— Start RECORDS PROVIDED —

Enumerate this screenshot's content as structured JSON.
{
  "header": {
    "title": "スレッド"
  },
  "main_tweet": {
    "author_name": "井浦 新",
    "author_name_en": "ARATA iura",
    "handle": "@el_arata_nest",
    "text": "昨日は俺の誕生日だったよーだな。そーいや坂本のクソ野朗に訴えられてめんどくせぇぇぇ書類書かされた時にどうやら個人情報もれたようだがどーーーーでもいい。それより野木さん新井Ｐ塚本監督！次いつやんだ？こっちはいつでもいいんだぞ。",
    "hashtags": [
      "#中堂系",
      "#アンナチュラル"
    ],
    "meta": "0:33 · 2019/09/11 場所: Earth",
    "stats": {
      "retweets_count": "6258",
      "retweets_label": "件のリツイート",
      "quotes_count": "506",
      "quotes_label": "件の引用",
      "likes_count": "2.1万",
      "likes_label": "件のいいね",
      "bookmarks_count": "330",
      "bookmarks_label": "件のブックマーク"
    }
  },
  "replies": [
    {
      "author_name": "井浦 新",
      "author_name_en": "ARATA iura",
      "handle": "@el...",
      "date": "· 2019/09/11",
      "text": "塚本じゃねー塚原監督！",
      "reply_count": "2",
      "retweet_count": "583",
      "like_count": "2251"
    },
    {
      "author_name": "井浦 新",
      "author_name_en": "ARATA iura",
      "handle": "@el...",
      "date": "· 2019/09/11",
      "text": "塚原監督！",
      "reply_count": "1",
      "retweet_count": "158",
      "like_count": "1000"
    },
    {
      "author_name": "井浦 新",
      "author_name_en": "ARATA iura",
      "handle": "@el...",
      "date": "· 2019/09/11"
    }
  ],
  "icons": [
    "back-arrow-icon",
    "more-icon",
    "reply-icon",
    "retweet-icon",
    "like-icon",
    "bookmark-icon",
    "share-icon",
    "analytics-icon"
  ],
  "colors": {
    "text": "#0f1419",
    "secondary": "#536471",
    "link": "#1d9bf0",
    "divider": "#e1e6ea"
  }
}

— End RECORDS PROVIDED —

* [WHAT YOU WILL DO]:
Write out every entry exactly as given.

* [REPLY]:
Enumerate this screenshot's content as structured JSON.
{
  "header": {
    "title": "スレッド"
  },
  "main_tweet": {
    "author_name": "井浦 新",
    "author_name_en": "ARATA iura",
    "handle": "@el_arata_nest",
    "text": "昨日は俺の誕生日だったよーだな。そーいや坂本のクソ野朗に訴えられてめんどくせぇぇぇ書類書かされた時にどうやら個人情報もれたようだがどーーーーでもいい。それより野木さん新井Ｐ塚本監督！次いつやんだ？こっちはいつでもいいんだぞ。",
    "hashtags": [
      "#中堂系",
      "#アンナチュラル"
    ],
    "meta": "0:33 · 2019/09/11 場所: Earth",
    "stats": {
      "retweets_count": "6258",
      "retweets_label": "件のリツイート",
      "quotes_count": "506",
      "quotes_label": "件の引用",
      "likes_count": "2.1万",
      "likes_label": "件のいいね",
      "bookmarks_count": "330",
      "bookmarks_label": "件のブックマーク"
    }
  },
  "replies": [
    {
      "author_name": "井浦 新",
      "author_name_en": "ARATA iura",
      "handle": "@el...",
      "date": "· 2019/09/11",
      "text": "塚本じゃねー塚原監督！",
      "reply_count": "2",
      "retweet_count": "583",
      "like_count": "2251"
    },
    {
      "author_name": "井浦 新",
      "author_name_en": "ARATA iura",
      "handle": "@el...",
      "date": "· 2019/09/11",
      "text": "塚原監督！",
      "reply_count": "1",
      "retweet_count": "158",
      "like_count": "1000"
    },
    {
      "author_name": "井浦 新",
      "author_name_en": "ARATA iura",
      "handle": "@el...",
      "date": "· 2019/09/11"
    }
  ],
  "icons": [
    "back-arrow-icon",
    "more-icon",
    "reply-icon",
    "retweet-icon",
    "like-icon",
    "bookmark-icon",
    "share-icon",
    "analytics-icon"
  ],
  "colors": {
    "text": "#0f1419",
    "secondary": "#536471",
    "link": "#1d9bf0",
    "divider": "#e1e6ea"
  }
}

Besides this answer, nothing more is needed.